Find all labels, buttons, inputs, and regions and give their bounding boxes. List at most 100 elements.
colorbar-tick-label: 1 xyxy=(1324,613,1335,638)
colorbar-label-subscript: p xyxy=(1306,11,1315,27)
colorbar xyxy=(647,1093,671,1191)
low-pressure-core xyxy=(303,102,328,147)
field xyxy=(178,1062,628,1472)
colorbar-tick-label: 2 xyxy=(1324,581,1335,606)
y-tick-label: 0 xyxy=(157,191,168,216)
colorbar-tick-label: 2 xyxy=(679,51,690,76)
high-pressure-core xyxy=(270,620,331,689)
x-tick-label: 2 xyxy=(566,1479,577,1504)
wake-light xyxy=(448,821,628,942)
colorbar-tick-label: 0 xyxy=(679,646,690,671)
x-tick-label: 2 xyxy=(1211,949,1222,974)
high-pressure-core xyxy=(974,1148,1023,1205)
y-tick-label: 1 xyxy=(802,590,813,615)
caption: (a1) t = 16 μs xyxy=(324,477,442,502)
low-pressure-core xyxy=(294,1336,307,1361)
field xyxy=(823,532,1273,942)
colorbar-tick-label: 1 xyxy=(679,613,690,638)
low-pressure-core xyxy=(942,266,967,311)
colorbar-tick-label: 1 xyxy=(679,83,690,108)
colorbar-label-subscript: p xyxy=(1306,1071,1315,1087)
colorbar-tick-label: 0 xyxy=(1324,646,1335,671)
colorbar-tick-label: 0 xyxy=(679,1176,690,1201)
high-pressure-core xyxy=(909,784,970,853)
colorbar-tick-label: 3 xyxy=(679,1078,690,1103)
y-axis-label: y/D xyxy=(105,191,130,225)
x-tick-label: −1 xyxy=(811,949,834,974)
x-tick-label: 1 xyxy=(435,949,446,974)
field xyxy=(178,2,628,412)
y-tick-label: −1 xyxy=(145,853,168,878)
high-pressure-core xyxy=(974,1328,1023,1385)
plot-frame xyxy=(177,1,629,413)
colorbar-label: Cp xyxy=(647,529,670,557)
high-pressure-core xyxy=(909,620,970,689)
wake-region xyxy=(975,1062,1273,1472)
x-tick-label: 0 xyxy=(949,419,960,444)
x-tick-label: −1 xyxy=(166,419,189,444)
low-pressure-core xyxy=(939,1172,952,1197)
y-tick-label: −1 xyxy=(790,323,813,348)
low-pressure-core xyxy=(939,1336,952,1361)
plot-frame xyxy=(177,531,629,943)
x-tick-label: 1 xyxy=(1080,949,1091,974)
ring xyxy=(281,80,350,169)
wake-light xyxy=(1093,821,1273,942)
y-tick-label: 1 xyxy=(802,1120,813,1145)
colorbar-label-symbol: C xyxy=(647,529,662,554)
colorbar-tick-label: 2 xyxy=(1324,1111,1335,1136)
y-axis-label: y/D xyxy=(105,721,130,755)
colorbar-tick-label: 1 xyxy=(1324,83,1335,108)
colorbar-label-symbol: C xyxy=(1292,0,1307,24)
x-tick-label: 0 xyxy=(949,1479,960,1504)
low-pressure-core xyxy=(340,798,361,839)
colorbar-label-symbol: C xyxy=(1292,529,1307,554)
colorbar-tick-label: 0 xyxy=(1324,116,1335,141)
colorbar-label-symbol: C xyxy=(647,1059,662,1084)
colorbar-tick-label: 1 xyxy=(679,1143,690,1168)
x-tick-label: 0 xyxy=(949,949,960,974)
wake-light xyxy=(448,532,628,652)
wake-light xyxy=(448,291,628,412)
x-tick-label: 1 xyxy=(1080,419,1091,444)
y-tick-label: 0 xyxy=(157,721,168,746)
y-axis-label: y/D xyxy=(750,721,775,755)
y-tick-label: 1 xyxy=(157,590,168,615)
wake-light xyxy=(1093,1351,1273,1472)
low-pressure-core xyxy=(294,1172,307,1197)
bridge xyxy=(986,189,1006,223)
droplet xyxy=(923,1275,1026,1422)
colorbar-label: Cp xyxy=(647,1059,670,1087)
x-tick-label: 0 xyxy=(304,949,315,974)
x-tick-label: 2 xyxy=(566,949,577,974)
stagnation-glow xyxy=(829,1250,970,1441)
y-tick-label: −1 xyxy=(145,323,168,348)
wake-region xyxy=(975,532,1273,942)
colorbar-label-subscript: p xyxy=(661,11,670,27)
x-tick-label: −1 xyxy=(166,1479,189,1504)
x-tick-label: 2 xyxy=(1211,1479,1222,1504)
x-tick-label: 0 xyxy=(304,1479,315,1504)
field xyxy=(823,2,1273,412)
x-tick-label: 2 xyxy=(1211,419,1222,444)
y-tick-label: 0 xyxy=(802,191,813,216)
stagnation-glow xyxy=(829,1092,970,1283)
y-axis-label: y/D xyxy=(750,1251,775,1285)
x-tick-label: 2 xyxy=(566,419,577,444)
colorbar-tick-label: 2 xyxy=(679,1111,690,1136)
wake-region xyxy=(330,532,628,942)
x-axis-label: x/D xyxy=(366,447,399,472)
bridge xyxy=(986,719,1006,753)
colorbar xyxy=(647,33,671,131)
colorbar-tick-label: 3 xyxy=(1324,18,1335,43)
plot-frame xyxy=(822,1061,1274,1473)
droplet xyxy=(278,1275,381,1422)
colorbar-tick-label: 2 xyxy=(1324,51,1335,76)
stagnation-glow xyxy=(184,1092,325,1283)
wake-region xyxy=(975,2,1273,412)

+--

Retype every line of the items above without changing anything.

Problem solution:
Find all labels, buttons, inputs, and regions and give their bounding boxes. List at most 100 elements.
colorbar-tick-label: 1 xyxy=(1324,613,1335,638)
colorbar-label-subscript: p xyxy=(1306,11,1315,27)
colorbar xyxy=(647,1093,671,1191)
low-pressure-core xyxy=(303,102,328,147)
field xyxy=(178,1062,628,1472)
colorbar-tick-label: 2 xyxy=(1324,581,1335,606)
y-tick-label: 0 xyxy=(157,191,168,216)
colorbar-tick-label: 2 xyxy=(679,51,690,76)
high-pressure-core xyxy=(270,620,331,689)
x-tick-label: 2 xyxy=(566,1479,577,1504)
wake-light xyxy=(448,821,628,942)
colorbar-tick-label: 0 xyxy=(679,646,690,671)
x-tick-label: 2 xyxy=(1211,949,1222,974)
high-pressure-core xyxy=(974,1148,1023,1205)
y-tick-label: 1 xyxy=(802,590,813,615)
caption: (a1) t = 16 μs xyxy=(324,477,442,502)
low-pressure-core xyxy=(294,1336,307,1361)
field xyxy=(823,532,1273,942)
colorbar-tick-label: 1 xyxy=(679,613,690,638)
low-pressure-core xyxy=(942,266,967,311)
colorbar-tick-label: 1 xyxy=(679,83,690,108)
colorbar-label-subscript: p xyxy=(1306,1071,1315,1087)
colorbar-tick-label: 0 xyxy=(1324,646,1335,671)
colorbar-tick-label: 0 xyxy=(679,1176,690,1201)
high-pressure-core xyxy=(909,784,970,853)
colorbar-tick-label: 3 xyxy=(679,1078,690,1103)
y-axis-label: y/D xyxy=(105,191,130,225)
x-tick-label: −1 xyxy=(811,949,834,974)
x-tick-label: 1 xyxy=(435,949,446,974)
field xyxy=(178,2,628,412)
y-tick-label: −1 xyxy=(145,853,168,878)
high-pressure-core xyxy=(974,1328,1023,1385)
plot-frame xyxy=(177,1,629,413)
colorbar-label: Cp xyxy=(647,529,670,557)
high-pressure-core xyxy=(909,620,970,689)
wake-region xyxy=(975,1062,1273,1472)
x-tick-label: 0 xyxy=(949,419,960,444)
x-tick-label: −1 xyxy=(166,419,189,444)
low-pressure-core xyxy=(939,1172,952,1197)
y-tick-label: −1 xyxy=(790,323,813,348)
low-pressure-core xyxy=(939,1336,952,1361)
plot-frame xyxy=(177,531,629,943)
x-tick-label: 1 xyxy=(1080,949,1091,974)
ring xyxy=(281,80,350,169)
wake-light xyxy=(1093,821,1273,942)
y-tick-label: 1 xyxy=(802,1120,813,1145)
colorbar-label-symbol: C xyxy=(647,529,662,554)
colorbar-tick-label: 2 xyxy=(1324,1111,1335,1136)
y-axis-label: y/D xyxy=(105,721,130,755)
colorbar-tick-label: 1 xyxy=(1324,83,1335,108)
colorbar-label-symbol: C xyxy=(1292,0,1307,24)
x-tick-label: 0 xyxy=(949,1479,960,1504)
low-pressure-core xyxy=(340,798,361,839)
colorbar-label-symbol: C xyxy=(1292,529,1307,554)
colorbar-tick-label: 0 xyxy=(1324,116,1335,141)
colorbar-label-symbol: C xyxy=(647,1059,662,1084)
colorbar-tick-label: 1 xyxy=(679,1143,690,1168)
x-tick-label: 0 xyxy=(949,949,960,974)
wake-light xyxy=(448,532,628,652)
wake-light xyxy=(448,291,628,412)
x-tick-label: 1 xyxy=(1080,419,1091,444)
y-tick-label: 0 xyxy=(157,721,168,746)
y-axis-label: y/D xyxy=(750,721,775,755)
y-tick-label: 1 xyxy=(157,590,168,615)
wake-light xyxy=(1093,1351,1273,1472)
low-pressure-core xyxy=(294,1172,307,1197)
bridge xyxy=(986,189,1006,223)
droplet xyxy=(923,1275,1026,1422)
colorbar-label: Cp xyxy=(647,1059,670,1087)
x-tick-label: 0 xyxy=(304,949,315,974)
x-tick-label: 2 xyxy=(566,949,577,974)
stagnation-glow xyxy=(829,1250,970,1441)
y-tick-label: −1 xyxy=(145,323,168,348)
wake-region xyxy=(975,532,1273,942)
colorbar-label-subscript: p xyxy=(661,11,670,27)
x-tick-label: −1 xyxy=(166,1479,189,1504)
x-tick-label: 2 xyxy=(1211,1479,1222,1504)
x-tick-label: 0 xyxy=(304,1479,315,1504)
field xyxy=(823,2,1273,412)
x-tick-label: 2 xyxy=(1211,419,1222,444)
y-tick-label: 0 xyxy=(802,191,813,216)
stagnation-glow xyxy=(829,1092,970,1283)
y-axis-label: y/D xyxy=(750,1251,775,1285)
x-tick-label: 2 xyxy=(566,419,577,444)
colorbar-tick-label: 2 xyxy=(679,1111,690,1136)
wake-region xyxy=(330,532,628,942)
x-axis-label: x/D xyxy=(366,447,399,472)
bridge xyxy=(986,719,1006,753)
colorbar xyxy=(647,33,671,131)
colorbar-tick-label: 3 xyxy=(1324,18,1335,43)
plot-frame xyxy=(822,1061,1274,1473)
droplet xyxy=(278,1275,381,1422)
colorbar-tick-label: 2 xyxy=(1324,51,1335,76)
stagnation-glow xyxy=(184,1092,325,1283)
wake-region xyxy=(975,2,1273,412)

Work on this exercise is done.